>> start
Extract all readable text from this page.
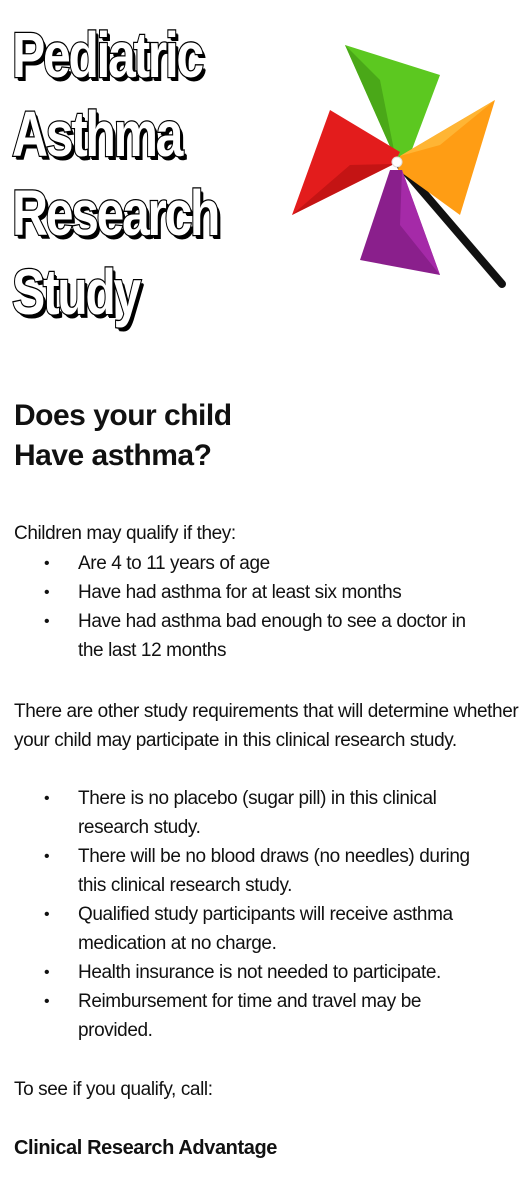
Pediatric
Asthma
Research
Study
Does your child
Have asthma?

Children may qualify if they:

• Are 4 to 11 years of age
• Have had asthma for at least six months
• Have had asthma bad enough to see a doctor in the last 12 months

There are other study requirements that will determine whether your child may participate in this clinical research study.

• There is no placebo (sugar pill) in this clinical research study.
• There will be no blood draws (no needles) during this clinical research study.
• Qualified study participants will receive asthma medication at no charge.
• Health insurance is not needed to participate.
• Reimbursement for time and travel may be provided.

To see if you qualify, call:

Clinical Research Advantage
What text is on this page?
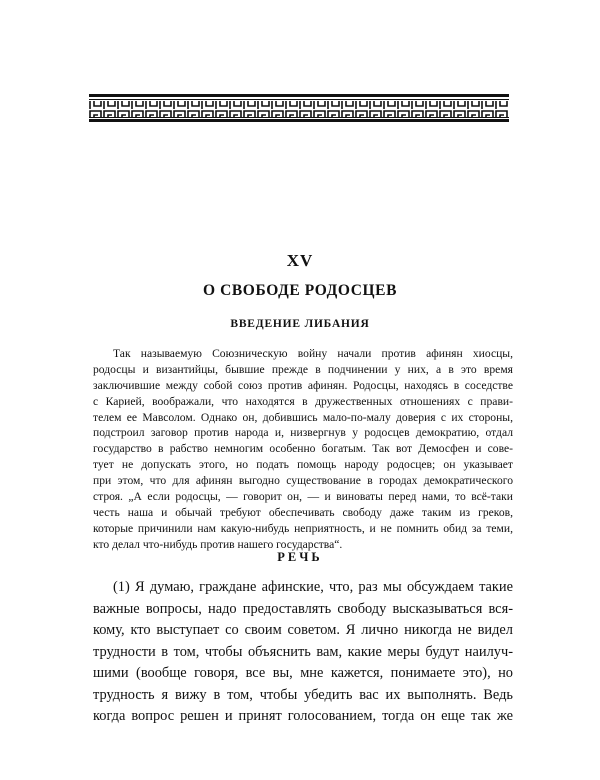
XV
О СВОБОДЕ РОДОСЦЕВ
ВВЕДЕНИЕ ЛИБАНИЯ
Так называемую Союзническую войну начали против афинян хиосцы,
родосцы и византийцы, бывшие прежде в подчинении у них, а в это время
заключившие между собой союз против афинян. Родосцы, находясь в соседстве
с Карией, воображали, что находятся в дружественных отношениях с прави-
телем ее Мавсолом. Однако он, добившись мало-по-малу доверия с их стороны,
подстроил заговор против народа и, низвергнув у родосцев демократию, отдал
государство в рабство немногим особенно богатым. Так вот Демосфен и сове-
тует не допускать этого, но подать помощь народу родосцев; он указывает
при этом, что для афинян выгодно существование в городах демократического
строя. „А если родосцы, — говорит он, — и виноваты перед нами, то всё-таки
честь наша и обычай требуют обеспечивать свободу даже таким из греков,
которые причинили нам какую-нибудь неприятность, и не помнить обид за теми,
кто делал что-нибудь против нашего государства“.
РЕЧЬ
(1) Я думаю, граждане афинские, что, раз мы обсуждаем такие
важные вопросы, надо предоставлять свободу высказываться вся-
кому, кто выступает со своим советом. Я лично никогда не видел
трудности в том, чтобы объяснить вам, какие меры будут наилуч-
шими (вообще говоря, все вы, мне кажется, понимаете это), но
трудность я вижу в том, чтобы убедить вас их выполнять. Ведь
когда вопрос решен и принят голосованием, тогда он еще так же
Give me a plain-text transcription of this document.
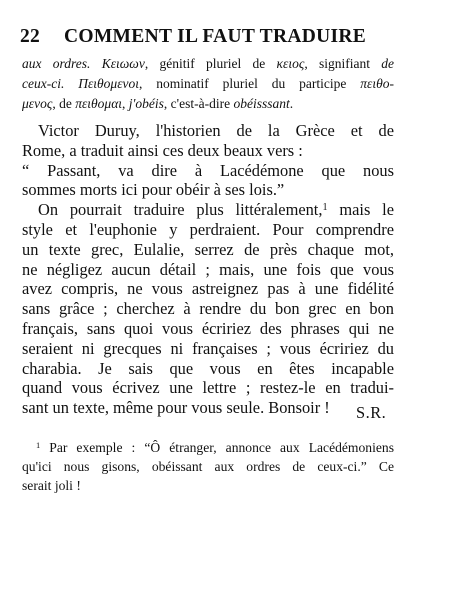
22 COMMENT IL FAUT TRADUIRE
aux ordres. Κειωων, génitif pluriel de κειος, signifiant de
ceux-ci. Πειθομενοι, nominatif pluriel du participe πειθο-
μενος, de πειθομαι, j'obéis, c'est-à-dire obéisssant.
Victor Duruy, l'historien de la Grèce et de
Rome, a traduit ainsi ces deux beaux vers :
“ Passant, va dire à Lacédémone que nous
sommes morts ici pour obéir à ses lois.”
On pourrait traduire plus littéralement,$^1$ mais le
style et l'euphonie y perdraient. Pour comprendre
un texte grec, Eulalie, serrez de près chaque mot,
ne négligez aucun détail ; mais, une fois que vous
avez compris, ne vous astreignez pas à une fidélité
sans grâce ; cherchez à rendre du bon grec en bon
français, sans quoi vous écririez des phrases qui ne
seraient ni grecques ni françaises ; vous écririez du
charabia. Je sais que vous en êtes incapable
quand vous écrivez une lettre ; restez-le en tradui-
sant un texte, même pour vous seule. Bonsoir !	S.R.
$^1$ Par exemple : “Ô étranger, annonce aux Lacédémoniens
qu'ici nous gisons, obéissant aux ordres de ceux-ci.” Ce
serait joli !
>> end
Scan the entries above. Copy each line that has the string "your".

Does your child
There are other study requirements that will determine whether your child may participate in this clinical research study.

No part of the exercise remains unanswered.